§ Short problem
Quote every line below exactly as it reads.

§ Supplied material
-- START --
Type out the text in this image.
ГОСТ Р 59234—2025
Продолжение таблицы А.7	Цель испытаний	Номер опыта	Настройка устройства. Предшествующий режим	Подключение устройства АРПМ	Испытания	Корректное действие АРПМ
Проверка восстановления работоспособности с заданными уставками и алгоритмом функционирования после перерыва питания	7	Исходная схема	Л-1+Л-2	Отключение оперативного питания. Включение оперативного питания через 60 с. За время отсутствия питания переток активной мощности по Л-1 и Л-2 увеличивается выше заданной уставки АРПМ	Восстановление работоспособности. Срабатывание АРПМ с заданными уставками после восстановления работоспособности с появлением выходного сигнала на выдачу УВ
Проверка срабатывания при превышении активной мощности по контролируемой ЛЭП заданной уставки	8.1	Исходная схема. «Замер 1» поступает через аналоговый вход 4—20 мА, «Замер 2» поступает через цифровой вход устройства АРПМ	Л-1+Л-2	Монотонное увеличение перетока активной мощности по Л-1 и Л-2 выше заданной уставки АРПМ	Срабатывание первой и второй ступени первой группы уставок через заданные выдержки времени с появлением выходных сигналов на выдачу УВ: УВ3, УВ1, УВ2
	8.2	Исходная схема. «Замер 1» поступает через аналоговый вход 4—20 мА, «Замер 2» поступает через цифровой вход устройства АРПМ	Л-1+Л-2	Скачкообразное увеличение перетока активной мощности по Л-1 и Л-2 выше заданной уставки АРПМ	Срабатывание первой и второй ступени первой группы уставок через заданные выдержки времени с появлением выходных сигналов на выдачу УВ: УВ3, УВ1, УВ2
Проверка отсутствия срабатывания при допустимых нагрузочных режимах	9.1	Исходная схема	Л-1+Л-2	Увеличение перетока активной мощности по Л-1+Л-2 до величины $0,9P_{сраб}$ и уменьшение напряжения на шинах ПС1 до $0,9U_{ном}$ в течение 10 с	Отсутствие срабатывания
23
-- END --
§ Written response
Type out the text in this image.
ГОСТ Р 59234—2025
Продолжение таблицы А.7	Цель испытаний	Номер опыта	Настройка устройства. Предшествующий режим	Подключение устройства АРПМ	Испытания	Корректное действие АРПМ
Проверка восстановления работоспособности с заданными уставками и алгоритмом функционирования после перерыва питания	7	Исходная схема	Л-1+Л-2	Отключение оперативного питания. Включение оперативного питания через 60 с. За время отсутствия питания переток активной мощности по Л-1 и Л-2 увеличивается выше заданной уставки АРПМ	Восстановление работоспособности. Срабатывание АРПМ с заданными уставками после восстановления работоспособности с появлением выходного сигнала на выдачу УВ
Проверка срабатывания при превышении активной мощности по контролируемой ЛЭП заданной уставки	8.1	Исходная схема. «Замер 1» поступает через аналоговый вход 4—20 мА, «Замер 2» поступает через цифровой вход устройства АРПМ	Л-1+Л-2	Монотонное увеличение перетока активной мощности по Л-1 и Л-2 выше заданной уставки АРПМ	Срабатывание первой и второй ступени первой группы уставок через заданные выдержки времени с появлением выходных сигналов на выдачу УВ: УВ3, УВ1, УВ2
	8.2	Исходная схема. «Замер 1» поступает через аналоговый вход 4—20 мА, «Замер 2» поступает через цифровой вход устройства АРПМ	Л-1+Л-2	Скачкообразное увеличение перетока активной мощности по Л-1 и Л-2 выше заданной уставки АРПМ	Срабатывание первой и второй ступени первой группы уставок через заданные выдержки времени с появлением выходных сигналов на выдачу УВ: УВ3, УВ1, УВ2
Проверка отсутствия срабатывания при допустимых нагрузочных режимах	9.1	Исходная схема	Л-1+Л-2	Увеличение перетока активной мощности по Л-1+Л-2 до величины $0,9P_{сраб}$ и уменьшение напряжения на шинах ПС1 до $0,9U_{ном}$ в течение 10 с	Отсутствие срабатывания
23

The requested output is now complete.